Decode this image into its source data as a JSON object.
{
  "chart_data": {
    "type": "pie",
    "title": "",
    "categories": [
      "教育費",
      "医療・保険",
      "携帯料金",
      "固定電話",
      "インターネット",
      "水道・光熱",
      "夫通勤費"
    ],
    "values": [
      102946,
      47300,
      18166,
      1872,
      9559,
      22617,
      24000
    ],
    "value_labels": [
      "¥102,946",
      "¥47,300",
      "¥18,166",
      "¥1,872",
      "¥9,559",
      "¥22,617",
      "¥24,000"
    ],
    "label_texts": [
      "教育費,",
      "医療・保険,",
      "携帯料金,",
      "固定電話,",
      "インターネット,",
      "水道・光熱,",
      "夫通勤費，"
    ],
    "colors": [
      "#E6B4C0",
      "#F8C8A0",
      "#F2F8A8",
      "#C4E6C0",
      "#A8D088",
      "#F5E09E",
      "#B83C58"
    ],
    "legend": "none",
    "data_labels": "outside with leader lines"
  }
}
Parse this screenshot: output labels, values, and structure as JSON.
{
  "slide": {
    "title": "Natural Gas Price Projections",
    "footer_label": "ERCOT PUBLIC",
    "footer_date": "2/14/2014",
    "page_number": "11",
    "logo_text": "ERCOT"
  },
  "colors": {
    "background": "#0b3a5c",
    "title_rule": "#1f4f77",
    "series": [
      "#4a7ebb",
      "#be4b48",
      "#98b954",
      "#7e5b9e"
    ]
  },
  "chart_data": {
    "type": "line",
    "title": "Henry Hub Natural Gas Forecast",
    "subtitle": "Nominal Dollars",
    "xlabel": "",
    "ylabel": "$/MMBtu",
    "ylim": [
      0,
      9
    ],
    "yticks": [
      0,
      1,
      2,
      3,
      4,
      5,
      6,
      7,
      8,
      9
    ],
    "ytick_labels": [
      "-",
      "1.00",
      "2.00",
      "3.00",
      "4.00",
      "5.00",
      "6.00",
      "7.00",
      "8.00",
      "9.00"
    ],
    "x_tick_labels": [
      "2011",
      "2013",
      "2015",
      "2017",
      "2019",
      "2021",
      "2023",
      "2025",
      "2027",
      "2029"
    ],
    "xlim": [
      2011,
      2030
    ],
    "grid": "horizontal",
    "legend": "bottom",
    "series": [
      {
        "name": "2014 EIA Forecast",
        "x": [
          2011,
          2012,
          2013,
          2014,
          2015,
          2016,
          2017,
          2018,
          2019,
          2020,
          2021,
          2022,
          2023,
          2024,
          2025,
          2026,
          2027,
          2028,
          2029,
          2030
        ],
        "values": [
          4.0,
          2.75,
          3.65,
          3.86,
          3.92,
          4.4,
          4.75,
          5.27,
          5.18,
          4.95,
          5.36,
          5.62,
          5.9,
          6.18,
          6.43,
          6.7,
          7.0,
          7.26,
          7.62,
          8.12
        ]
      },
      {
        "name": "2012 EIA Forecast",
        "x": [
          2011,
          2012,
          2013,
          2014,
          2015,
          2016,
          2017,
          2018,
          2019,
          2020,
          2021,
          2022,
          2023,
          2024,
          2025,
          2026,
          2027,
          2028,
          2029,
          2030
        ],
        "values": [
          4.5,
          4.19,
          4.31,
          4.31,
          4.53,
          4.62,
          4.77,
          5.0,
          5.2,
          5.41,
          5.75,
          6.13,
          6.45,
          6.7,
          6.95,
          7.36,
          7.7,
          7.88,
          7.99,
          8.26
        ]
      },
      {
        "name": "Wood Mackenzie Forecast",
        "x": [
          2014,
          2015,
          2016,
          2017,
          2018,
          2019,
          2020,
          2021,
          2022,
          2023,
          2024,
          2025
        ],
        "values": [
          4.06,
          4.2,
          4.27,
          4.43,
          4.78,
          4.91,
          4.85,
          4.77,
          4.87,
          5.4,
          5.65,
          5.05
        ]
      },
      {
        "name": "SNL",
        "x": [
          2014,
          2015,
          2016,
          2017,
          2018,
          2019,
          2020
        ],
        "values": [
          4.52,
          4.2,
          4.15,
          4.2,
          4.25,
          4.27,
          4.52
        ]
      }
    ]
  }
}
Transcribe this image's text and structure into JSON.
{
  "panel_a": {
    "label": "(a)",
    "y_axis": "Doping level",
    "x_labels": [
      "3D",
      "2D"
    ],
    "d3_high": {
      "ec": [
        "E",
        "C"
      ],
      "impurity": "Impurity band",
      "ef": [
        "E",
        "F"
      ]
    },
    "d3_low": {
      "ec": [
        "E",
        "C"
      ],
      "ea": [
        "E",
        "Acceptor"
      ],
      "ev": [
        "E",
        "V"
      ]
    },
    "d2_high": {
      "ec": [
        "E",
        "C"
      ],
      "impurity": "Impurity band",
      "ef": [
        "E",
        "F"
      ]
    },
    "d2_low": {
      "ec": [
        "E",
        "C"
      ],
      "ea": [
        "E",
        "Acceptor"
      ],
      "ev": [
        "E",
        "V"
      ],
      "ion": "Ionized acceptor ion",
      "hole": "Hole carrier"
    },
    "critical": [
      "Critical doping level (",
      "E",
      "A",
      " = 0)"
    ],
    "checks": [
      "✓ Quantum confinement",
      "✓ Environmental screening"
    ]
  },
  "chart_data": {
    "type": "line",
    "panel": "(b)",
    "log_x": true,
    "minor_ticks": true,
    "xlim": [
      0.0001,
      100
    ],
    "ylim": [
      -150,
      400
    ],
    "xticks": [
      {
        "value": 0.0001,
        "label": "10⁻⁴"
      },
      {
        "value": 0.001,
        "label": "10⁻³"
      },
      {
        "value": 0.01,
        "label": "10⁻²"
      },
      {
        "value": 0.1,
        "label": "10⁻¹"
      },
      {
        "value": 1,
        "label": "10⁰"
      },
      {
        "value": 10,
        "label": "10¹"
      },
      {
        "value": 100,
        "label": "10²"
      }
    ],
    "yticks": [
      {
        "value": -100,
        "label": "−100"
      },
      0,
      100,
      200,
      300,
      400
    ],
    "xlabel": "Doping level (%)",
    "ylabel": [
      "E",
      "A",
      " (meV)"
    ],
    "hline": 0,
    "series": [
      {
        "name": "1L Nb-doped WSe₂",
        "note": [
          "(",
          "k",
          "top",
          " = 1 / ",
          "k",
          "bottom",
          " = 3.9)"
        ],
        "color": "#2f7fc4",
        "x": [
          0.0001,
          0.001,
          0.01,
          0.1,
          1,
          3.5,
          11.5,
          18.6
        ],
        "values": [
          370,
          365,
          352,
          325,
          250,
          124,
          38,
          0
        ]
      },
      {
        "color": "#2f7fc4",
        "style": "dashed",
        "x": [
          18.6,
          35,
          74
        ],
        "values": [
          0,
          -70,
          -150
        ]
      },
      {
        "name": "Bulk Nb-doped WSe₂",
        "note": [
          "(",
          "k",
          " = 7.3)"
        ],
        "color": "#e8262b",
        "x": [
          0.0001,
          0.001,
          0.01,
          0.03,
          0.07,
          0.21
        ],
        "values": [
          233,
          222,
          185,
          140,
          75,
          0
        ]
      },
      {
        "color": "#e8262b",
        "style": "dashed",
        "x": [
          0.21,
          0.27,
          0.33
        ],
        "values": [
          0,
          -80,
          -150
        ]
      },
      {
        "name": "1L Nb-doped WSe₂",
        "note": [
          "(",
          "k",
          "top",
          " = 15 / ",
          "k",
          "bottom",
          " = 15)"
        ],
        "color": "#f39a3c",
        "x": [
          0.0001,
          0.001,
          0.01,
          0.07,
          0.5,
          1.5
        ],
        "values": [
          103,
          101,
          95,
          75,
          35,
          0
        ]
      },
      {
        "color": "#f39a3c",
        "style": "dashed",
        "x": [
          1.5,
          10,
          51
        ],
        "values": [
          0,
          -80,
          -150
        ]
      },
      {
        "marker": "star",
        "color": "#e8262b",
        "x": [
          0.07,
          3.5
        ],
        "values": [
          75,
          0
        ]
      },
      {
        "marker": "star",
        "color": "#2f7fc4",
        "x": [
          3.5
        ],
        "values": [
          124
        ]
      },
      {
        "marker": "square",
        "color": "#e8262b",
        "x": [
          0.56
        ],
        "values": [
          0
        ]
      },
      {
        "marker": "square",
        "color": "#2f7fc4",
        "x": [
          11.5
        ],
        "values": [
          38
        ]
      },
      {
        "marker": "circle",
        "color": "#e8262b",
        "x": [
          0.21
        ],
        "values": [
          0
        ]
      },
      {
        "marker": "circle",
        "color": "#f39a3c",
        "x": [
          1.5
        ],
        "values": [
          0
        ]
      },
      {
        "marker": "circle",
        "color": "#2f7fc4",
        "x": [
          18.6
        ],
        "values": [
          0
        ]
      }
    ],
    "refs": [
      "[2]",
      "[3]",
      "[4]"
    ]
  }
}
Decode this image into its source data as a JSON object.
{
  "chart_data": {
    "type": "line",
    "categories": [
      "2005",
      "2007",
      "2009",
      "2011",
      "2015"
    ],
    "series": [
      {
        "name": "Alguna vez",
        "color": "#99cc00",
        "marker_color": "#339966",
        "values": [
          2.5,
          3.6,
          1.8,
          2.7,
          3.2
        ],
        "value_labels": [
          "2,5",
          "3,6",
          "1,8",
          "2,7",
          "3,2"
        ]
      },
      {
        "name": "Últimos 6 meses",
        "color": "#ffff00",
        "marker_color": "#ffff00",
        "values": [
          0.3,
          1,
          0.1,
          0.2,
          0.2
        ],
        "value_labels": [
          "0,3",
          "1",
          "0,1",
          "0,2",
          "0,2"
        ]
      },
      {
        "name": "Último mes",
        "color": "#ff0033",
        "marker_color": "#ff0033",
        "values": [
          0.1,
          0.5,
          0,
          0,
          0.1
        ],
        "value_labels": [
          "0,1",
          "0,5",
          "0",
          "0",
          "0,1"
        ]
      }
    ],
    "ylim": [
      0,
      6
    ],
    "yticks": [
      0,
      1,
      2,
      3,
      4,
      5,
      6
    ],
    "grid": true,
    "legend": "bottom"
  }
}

☆ ☆ ☆ ☆ ☆ ☆ ☆

> _INSTRUCTIONS FOR THE TASK_
Identify all lines in the records above with the word "JSON".

> _WRITTEN RESPONSE_
Decode this image into its source data as a JSON object.
Parse this screenshot: output labels, values, and structure as JSON.
Transcribe this image's text and structure into JSON.
Decode this image into its source data as a JSON object.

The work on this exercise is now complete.